_WHAT NEEDS TO BE DONE_. A partial copy is required: transcribe exactly the lines from the one containing "Output the text content of this document." through the last line below, without any pictures.
☆ ☆ ☆ ☆ ☆ ☆ ☆
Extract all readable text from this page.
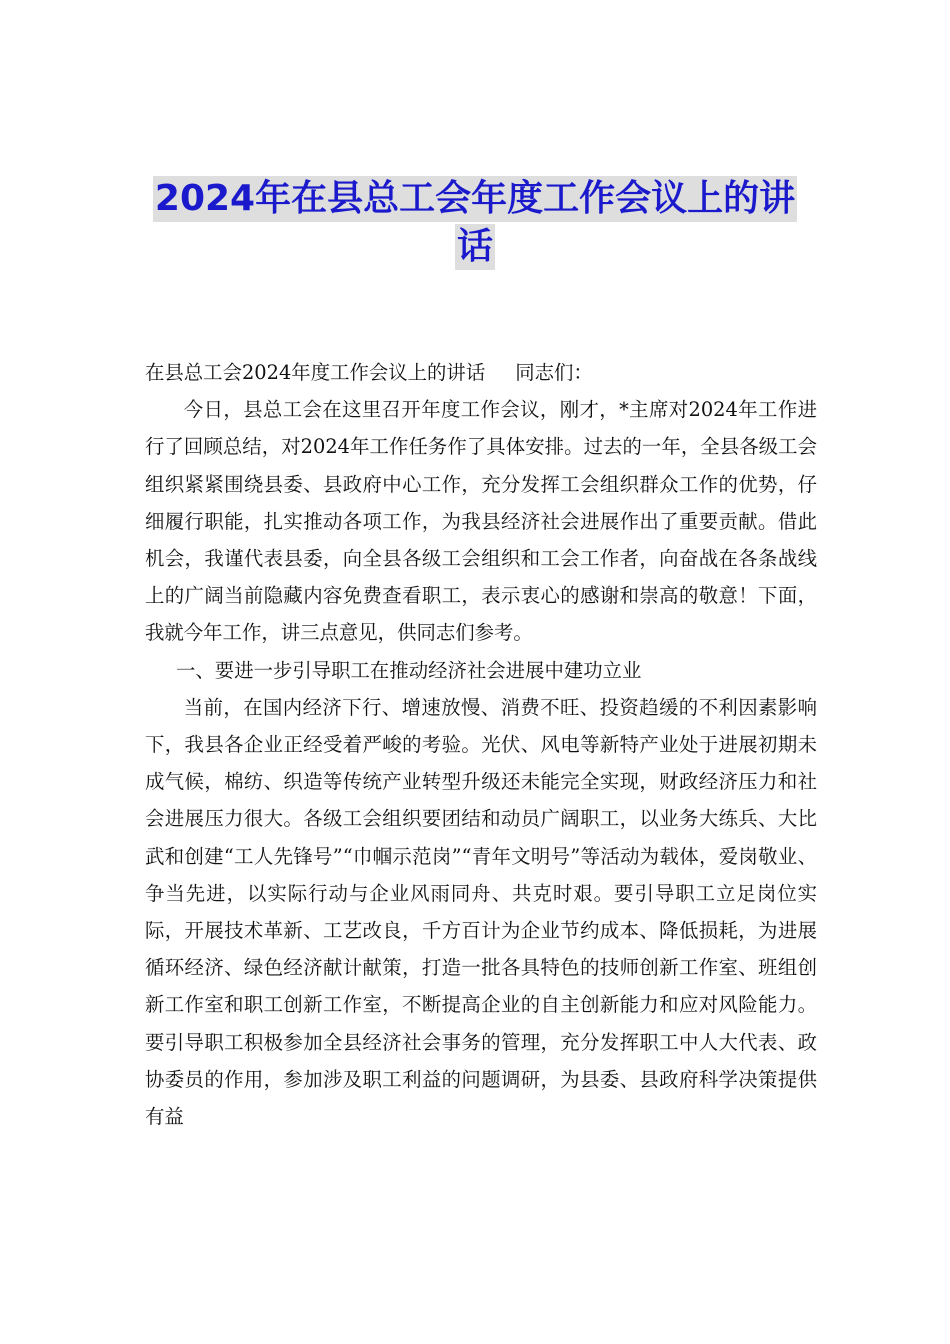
2024年在县总工会年度工作会议上的讲
话

在县总工会2024年度工作会议上的讲话 同志们：

今日，县总工会在这里召开年度工作会议，刚才，*主席对2024年工作进行了回顾总结，对2024年工作任务作了具体安排。过去的一年，全县各级工会组织紧紧围绕县委、县政府中心工作，充分发挥工会组织群众工作的优势，仔细履行职能，扎实推动各项工作，为我县经济社会进展作出了重要贡献。借此机会，我谨代表县委，向全县各级工会组织和工会工作者，向奋战在各条战线上的广阔当前隐藏内容免费查看职工，表示衷心的感谢和崇高的敬意！下面，我就今年工作，讲三点意见，供同志们参考。

一、要进一步引导职工在推动经济社会进展中建功立业

当前，在国内经济下行、增速放慢、消费不旺、投资趋缓的不利因素影响下，我县各企业正经受着严峻的考验。光伏、风电等新特产业处于进展初期未成气候，棉纺、织造等传统产业转型升级还未能完全实现，财政经济压力和社会进展压力很大。各级工会组织要团结和动员广阔职工，以业务大练兵、大比武和创建“工人先锋号”“巾帼示范岗”“青年文明号”等活动为载体，爱岗敬业、争当先进，以实际行动与企业风雨同舟、共克时艰。要引导职工立足岗位实际，开展技术革新、工艺改良，千方百计为企业节约成本、降低损耗，为进展循环经济、绿色经济献计献策，打造一批各具特色的技师创新工作室、班组创新工作室和职工创新工作室，不断提高企业的自主创新能力和应对风险能力。要引导职工积极参加全县经济社会事务的管理，充分发挥职工中人大代表、政协委员的作用，参加涉及职工利益的问题调研，为县委、县政府科学决策提供有益
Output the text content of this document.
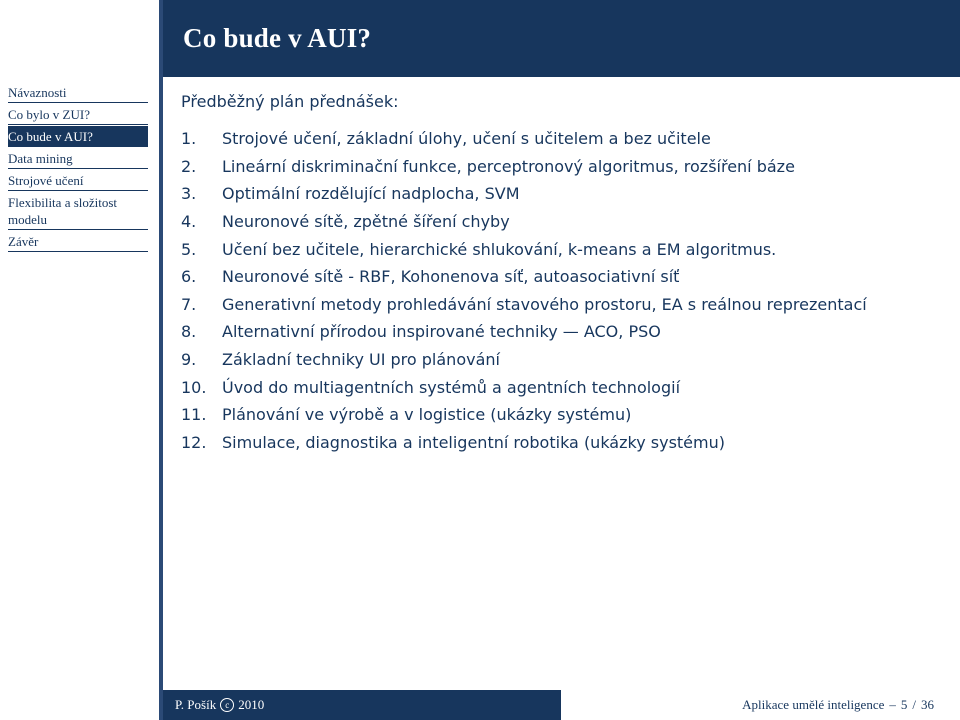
Návaznosti
Co bylo v ZUI?
Co bude v AUI?
Data mining
Strojové učení
Flexibilita a složitost modelu
Závěr
Co bude v AUI?

Předběžný plán přednášek:

1.	Strojové učení, základní úlohy, učení s učitelem a bez učitele
2.	Lineární diskriminační funkce, perceptronový algoritmus, rozšíření báze
3.	Optimální rozdělující nadplocha, SVM
4.	Neuronové sítě, zpětné šíření chyby
5.	Učení bez učitele, hierarchické shlukování, k-means a EM algoritmus.
6.	Neuronové sítě - RBF, Kohonenova síť, autoasociativní síť
7.	Generativní metody prohledávání stavového prostoru, EA s reálnou reprezentací
8.	Alternativní přírodou inspirované techniky — ACO, PSO
9.	Základní techniky UI pro plánování
10. Úvod do multiagentních systémů a agentních technologií
11. Plánování ve výrobě a v logistice (ukázky systému)
12. Simulace, diagnostika a inteligentní robotika (ukázky systému)
P. Pošík	c 2010	Aplikace umělé inteligence – 5 / 36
☆ ☆ ☆ ☆ ☆ ☆ ☆
_EXERCISE OUTPUT_.
Output the text content of this document.
Návaznosti
Co bylo v ZUI?
Co bude v AUI?
Data mining
Strojové učení
Flexibilita a složitost modelu
Závěr
Co bude v AUI?

Předběžný plán přednášek:

1.	Strojové učení, základní úlohy, učení s učitelem a bez učitele
2.	Lineární diskriminační funkce, perceptronový algoritmus, rozšíření báze
3.	Optimální rozdělující nadplocha, SVM
4.	Neuronové sítě, zpětné šíření chyby
5.	Učení bez učitele, hierarchické shlukování, k-means a EM algoritmus.
6.	Neuronové sítě - RBF, Kohonenova síť, autoasociativní síť
7.	Generativní metody prohledávání stavového prostoru, EA s reálnou reprezentací
8.	Alternativní přírodou inspirované techniky — ACO, PSO
9.	Základní techniky UI pro plánování
10. Úvod do multiagentních systémů a agentních technologií
11. Plánování ve výrobě a v logistice (ukázky systému)
12. Simulace, diagnostika a inteligentní robotika (ukázky systému)
P. Pošík	c 2010	Aplikace umělé inteligence – 5 / 36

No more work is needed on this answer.